=== Materials provided ===

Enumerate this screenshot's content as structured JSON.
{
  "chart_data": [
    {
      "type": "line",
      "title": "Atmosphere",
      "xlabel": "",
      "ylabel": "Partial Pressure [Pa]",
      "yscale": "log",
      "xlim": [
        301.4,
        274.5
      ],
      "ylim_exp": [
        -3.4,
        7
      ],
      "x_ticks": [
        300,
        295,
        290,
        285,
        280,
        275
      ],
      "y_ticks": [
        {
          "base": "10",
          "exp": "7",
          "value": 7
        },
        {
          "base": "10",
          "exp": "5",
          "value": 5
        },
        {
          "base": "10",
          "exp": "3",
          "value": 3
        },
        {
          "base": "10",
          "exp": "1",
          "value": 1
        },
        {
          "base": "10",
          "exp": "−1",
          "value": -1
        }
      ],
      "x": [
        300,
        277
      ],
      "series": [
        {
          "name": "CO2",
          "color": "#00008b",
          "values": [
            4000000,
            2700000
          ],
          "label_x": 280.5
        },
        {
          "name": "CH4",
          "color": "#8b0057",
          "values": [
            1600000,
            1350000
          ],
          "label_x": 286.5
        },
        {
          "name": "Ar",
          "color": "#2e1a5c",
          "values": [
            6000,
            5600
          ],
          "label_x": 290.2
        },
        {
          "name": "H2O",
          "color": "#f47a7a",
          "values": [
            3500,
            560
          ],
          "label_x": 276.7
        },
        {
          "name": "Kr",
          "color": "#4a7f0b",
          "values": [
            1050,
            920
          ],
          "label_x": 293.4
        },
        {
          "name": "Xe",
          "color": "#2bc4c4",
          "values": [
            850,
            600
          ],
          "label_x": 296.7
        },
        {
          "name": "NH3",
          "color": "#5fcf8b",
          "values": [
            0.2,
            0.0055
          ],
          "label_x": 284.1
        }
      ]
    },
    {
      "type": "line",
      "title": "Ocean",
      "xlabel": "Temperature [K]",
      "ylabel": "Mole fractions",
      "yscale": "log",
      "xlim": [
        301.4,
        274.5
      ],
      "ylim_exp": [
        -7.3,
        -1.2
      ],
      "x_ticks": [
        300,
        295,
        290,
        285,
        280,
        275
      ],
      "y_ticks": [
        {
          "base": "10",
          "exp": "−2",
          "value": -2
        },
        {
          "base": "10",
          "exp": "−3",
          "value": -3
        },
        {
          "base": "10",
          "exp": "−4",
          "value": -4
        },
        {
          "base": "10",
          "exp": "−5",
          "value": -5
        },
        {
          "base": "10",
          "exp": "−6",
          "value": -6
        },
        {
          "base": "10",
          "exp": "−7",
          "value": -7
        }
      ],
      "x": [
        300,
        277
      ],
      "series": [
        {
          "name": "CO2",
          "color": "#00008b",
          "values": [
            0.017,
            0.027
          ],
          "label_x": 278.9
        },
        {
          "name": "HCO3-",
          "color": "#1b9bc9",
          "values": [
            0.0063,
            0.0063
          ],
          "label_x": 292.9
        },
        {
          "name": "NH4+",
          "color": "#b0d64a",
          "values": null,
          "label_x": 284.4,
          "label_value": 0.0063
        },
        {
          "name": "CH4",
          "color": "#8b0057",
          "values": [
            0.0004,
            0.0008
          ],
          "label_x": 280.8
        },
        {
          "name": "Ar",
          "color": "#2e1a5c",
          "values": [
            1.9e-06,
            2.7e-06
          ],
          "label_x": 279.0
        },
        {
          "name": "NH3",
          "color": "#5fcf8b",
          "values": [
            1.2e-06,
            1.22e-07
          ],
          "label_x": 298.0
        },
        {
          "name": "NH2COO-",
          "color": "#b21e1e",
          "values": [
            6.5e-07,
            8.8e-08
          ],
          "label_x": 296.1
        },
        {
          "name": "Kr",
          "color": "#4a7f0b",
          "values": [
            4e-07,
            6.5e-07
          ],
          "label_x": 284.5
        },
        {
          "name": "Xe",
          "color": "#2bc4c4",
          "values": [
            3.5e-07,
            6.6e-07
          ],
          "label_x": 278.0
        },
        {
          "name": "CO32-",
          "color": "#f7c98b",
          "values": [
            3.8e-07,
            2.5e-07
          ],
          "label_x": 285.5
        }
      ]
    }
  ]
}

===

- [Task brief] All of the data needs to be reproduced exactly, with no line missing.

- [In response]
Enumerate this screenshot's content as structured JSON.
{
  "chart_data": [
    {
      "type": "line",
      "title": "Atmosphere",
      "xlabel": "",
      "ylabel": "Partial Pressure [Pa]",
      "yscale": "log",
      "xlim": [
        301.4,
        274.5
      ],
      "ylim_exp": [
        -3.4,
        7
      ],
      "x_ticks": [
        300,
        295,
        290,
        285,
        280,
        275
      ],
      "y_ticks": [
        {
          "base": "10",
          "exp": "7",
          "value": 7
        },
        {
          "base": "10",
          "exp": "5",
          "value": 5
        },
        {
          "base": "10",
          "exp": "3",
          "value": 3
        },
        {
          "base": "10",
          "exp": "1",
          "value": 1
        },
        {
          "base": "10",
          "exp": "−1",
          "value": -1
        }
      ],
      "x": [
        300,
        277
      ],
      "series": [
        {
          "name": "CO2",
          "color": "#00008b",
          "values": [
            4000000,
            2700000
          ],
          "label_x": 280.5
        },
        {
          "name": "CH4",
          "color": "#8b0057",
          "values": [
            1600000,
            1350000
          ],
          "label_x": 286.5
        },
        {
          "name": "Ar",
          "color": "#2e1a5c",
          "values": [
            6000,
            5600
          ],
          "label_x": 290.2
        },
        {
          "name": "H2O",
          "color": "#f47a7a",
          "values": [
            3500,
            560
          ],
          "label_x": 276.7
        },
        {
          "name": "Kr",
          "color": "#4a7f0b",
          "values": [
            1050,
            920
          ],
          "label_x": 293.4
        },
        {
          "name": "Xe",
          "color": "#2bc4c4",
          "values": [
            850,
            600
          ],
          "label_x": 296.7
        },
        {
          "name": "NH3",
          "color": "#5fcf8b",
          "values": [
            0.2,
            0.0055
          ],
          "label_x": 284.1
        }
      ]
    },
    {
      "type": "line",
      "title": "Ocean",
      "xlabel": "Temperature [K]",
      "ylabel": "Mole fractions",
      "yscale": "log",
      "xlim": [
        301.4,
        274.5
      ],
      "ylim_exp": [
        -7.3,
        -1.2
      ],
      "x_ticks": [
        300,
        295,
        290,
        285,
        280,
        275
      ],
      "y_ticks": [
        {
          "base": "10",
          "exp": "−2",
          "value": -2
        },
        {
          "base": "10",
          "exp": "−3",
          "value": -3
        },
        {
          "base": "10",
          "exp": "−4",
          "value": -4
        },
        {
          "base": "10",
          "exp": "−5",
          "value": -5
        },
        {
          "base": "10",
          "exp": "−6",
          "value": -6
        },
        {
          "base": "10",
          "exp": "−7",
          "value": -7
        }
      ],
      "x": [
        300,
        277
      ],
      "series": [
        {
          "name": "CO2",
          "color": "#00008b",
          "values": [
            0.017,
            0.027
          ],
          "label_x": 278.9
        },
        {
          "name": "HCO3-",
          "color": "#1b9bc9",
          "values": [
            0.0063,
            0.0063
          ],
          "label_x": 292.9
        },
        {
          "name": "NH4+",
          "color": "#b0d64a",
          "values": null,
          "label_x": 284.4,
          "label_value": 0.0063
        },
        {
          "name": "CH4",
          "color": "#8b0057",
          "values": [
            0.0004,
            0.0008
          ],
          "label_x": 280.8
        },
        {
          "name": "Ar",
          "color": "#2e1a5c",
          "values": [
            1.9e-06,
            2.7e-06
          ],
          "label_x": 279.0
        },
        {
          "name": "NH3",
          "color": "#5fcf8b",
          "values": [
            1.2e-06,
            1.22e-07
          ],
          "label_x": 298.0
        },
        {
          "name": "NH2COO-",
          "color": "#b21e1e",
          "values": [
            6.5e-07,
            8.8e-08
          ],
          "label_x": 296.1
        },
        {
          "name": "Kr",
          "color": "#4a7f0b",
          "values": [
            4e-07,
            6.5e-07
          ],
          "label_x": 284.5
        },
        {
          "name": "Xe",
          "color": "#2bc4c4",
          "values": [
            3.5e-07,
            6.6e-07
          ],
          "label_x": 278.0
        },
        {
          "name": "CO32-",
          "color": "#f7c98b",
          "values": [
            3.8e-07,
            2.5e-07
          ],
          "label_x": 285.5
        }
      ]
    }
  ]
}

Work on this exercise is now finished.